-- REQUIRED ACTION A --
In the passage on Total's acquisition of Tullow's Lake Albert stakes, what Brent price triggers Tullow's conditional payments?
-- REQUIRED ACTION B --
From the passage on Total's acquisition of Tullow's Lake Albert stakes, repeat the stretch from "Tullow's stakes in" through "will be triggered.".
-- REQUIRED ACTION C --
Go on with the passage on Total's acquisition of Tullow's Lake Albert stakes, starting after its last sentence.

-- PASSAGE PROVIDED --
++++
Tullow's stakes in the Lake Albert development project, including the East African Crude Oil Pipeline, will be acquired by Total (EACOP)

The total consideration will be US$575 million, with an initial payment of US$500 million at closing and a final payment of US$75 million when FID is attained. Tullow will also get conditional payments based on oil production and price. When Brent prices exceed US$62 per barrel, this will be triggered.

Total will buy Tullow's existing 33.3334 percent ownership in each of the Lake Albert project licences EA1, EA1A, EA2, and EA3A, as well as the proposed EACOP System, under the terms of the agreement. Tullow's shareholders must approve the acquisition, as well as usual regulatory and government approvals and CNOOC's right to exercise pre-emption on 50% of the transaction.
++++
-- MATERIAL SHOWN --
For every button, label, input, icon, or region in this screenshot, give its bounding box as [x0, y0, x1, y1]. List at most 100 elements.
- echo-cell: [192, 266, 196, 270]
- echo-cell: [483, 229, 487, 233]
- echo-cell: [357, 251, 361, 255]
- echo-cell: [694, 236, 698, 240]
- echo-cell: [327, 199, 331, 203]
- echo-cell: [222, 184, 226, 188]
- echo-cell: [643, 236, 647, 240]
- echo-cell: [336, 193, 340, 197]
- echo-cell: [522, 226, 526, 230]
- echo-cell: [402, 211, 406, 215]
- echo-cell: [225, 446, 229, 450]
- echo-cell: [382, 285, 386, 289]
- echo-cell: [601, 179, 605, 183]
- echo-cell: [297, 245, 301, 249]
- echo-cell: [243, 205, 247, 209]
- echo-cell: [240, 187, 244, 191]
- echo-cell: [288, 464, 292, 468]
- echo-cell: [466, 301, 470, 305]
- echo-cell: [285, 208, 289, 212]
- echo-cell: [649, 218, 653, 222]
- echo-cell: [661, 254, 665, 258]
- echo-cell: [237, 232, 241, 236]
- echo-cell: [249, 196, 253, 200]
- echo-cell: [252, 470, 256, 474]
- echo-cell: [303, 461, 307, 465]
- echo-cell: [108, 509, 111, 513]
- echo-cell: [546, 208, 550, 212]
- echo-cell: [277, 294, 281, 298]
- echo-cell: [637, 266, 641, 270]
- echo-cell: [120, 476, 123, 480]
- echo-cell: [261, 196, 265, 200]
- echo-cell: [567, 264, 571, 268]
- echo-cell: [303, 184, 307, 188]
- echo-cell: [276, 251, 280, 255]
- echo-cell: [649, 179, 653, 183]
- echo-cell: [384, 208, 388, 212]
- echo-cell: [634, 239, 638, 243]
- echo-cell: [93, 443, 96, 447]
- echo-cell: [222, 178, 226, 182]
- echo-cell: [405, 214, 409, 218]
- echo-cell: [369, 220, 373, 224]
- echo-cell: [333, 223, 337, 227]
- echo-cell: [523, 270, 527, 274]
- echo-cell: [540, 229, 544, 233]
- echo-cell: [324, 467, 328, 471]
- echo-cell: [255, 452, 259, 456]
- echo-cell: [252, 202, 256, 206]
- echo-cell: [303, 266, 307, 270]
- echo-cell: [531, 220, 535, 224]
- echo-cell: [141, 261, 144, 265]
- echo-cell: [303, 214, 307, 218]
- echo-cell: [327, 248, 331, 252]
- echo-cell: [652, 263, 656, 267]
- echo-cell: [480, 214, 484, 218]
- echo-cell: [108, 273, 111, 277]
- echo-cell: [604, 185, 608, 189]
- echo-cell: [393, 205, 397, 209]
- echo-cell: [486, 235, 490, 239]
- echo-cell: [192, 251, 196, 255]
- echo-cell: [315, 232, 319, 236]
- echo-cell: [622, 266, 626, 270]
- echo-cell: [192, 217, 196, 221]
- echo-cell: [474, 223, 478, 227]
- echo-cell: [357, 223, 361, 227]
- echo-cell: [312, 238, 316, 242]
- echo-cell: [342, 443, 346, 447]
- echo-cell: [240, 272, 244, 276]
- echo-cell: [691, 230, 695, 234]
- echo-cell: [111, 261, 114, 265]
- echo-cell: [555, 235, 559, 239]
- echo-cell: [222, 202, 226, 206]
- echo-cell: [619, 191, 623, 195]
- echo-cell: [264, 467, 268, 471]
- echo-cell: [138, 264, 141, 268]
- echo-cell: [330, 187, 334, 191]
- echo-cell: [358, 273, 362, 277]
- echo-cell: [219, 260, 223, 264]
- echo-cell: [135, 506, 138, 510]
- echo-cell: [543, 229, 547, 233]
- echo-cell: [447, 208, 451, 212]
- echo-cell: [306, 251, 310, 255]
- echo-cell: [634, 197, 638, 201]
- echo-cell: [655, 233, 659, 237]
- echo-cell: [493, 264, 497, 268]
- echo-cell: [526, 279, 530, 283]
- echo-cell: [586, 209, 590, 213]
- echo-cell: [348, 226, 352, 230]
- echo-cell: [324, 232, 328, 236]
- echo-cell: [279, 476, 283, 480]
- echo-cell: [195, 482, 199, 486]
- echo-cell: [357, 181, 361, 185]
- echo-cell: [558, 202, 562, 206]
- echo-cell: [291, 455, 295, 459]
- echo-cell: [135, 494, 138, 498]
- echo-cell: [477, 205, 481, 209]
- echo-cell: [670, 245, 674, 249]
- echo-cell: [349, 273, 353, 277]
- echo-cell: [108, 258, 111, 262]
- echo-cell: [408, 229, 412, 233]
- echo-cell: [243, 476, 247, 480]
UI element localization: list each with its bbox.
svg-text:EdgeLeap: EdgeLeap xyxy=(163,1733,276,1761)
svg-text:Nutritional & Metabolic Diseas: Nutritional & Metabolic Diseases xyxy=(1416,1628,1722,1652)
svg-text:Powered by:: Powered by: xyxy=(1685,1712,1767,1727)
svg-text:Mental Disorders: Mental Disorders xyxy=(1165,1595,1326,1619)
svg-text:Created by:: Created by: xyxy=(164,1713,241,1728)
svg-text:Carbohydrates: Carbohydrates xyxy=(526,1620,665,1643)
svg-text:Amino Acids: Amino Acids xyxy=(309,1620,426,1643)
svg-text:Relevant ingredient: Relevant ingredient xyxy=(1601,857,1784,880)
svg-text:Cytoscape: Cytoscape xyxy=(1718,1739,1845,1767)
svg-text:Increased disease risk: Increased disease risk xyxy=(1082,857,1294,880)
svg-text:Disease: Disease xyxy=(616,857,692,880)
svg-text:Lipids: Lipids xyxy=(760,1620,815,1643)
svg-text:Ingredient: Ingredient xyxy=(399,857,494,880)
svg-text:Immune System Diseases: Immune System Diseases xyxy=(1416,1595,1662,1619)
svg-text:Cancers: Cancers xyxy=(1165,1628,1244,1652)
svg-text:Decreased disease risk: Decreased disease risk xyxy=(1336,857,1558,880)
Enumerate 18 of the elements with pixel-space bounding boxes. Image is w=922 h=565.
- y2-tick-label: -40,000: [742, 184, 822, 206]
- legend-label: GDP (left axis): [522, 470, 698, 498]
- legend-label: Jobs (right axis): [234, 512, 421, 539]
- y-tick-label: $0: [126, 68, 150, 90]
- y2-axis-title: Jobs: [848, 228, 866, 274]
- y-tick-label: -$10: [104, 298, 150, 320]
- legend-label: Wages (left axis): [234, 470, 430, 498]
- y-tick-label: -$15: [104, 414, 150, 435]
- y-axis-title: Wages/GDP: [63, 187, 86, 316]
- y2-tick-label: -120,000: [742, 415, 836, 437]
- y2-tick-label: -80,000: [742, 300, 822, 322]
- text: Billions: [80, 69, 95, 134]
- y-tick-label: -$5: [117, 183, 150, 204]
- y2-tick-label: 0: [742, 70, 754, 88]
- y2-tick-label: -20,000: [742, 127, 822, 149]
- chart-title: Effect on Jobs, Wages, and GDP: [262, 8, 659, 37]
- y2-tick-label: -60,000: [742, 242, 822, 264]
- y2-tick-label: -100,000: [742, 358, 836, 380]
++++
-- EXERCISE OUTPUT A --
The payments are triggered when Brent prices exceed US$62 per barrel.

-- EXERCISE OUTPUT B --
Tullow's stakes in the Lake Albert development project, including the East African Crude Oil Pipeline, will be acquired by Total (EACOP)

The total consideration will be US$575 million, with an initial payment of US$500 million at closing and a final payment of US$75 million when FID is attained. Tullow will also get conditional payments based on oil production and price. When Brent prices exceed US$62 per barrel, this will be triggered.

-- EXERCISE OUTPUT C --
“We are pleased to announce that we have signed a new deal with Tullow to acquire their complete interests in the Lake Albert development project for less than US$2 per bbl, in accordance with our policy of purchasing long-term resources at low cost, and that we have established a fiscal framework agreement with the Uganda government,” said Patrick Pouyanné, Total Chairman and CEO. “This acquisition will enable us, together with our partner CNOOC, to now move the project forward toward FID, driving costs down to deliver a robust long-term project.”

In light of this agreement, Conor Ward, an upstream oil and gas analyst at GlobalData, commented on Uganda's difficulties in attaining first oil: “Tullow and its partners in Uganda have struggled to reach FID in the country due to various disputes with the Ugandan authorities, the most recent being over tax consideration over the farm-down of Tullow Oil’s project equity, which was a prerequisite for them to make FID. Furthermore, there were multiple delays to the associated multi-billion-dollar pipeline project - firstly due to disagreements with the construction route, and recently Total SA decided to suspend all works on the project after termination of the farm-down agreement with Tullow.”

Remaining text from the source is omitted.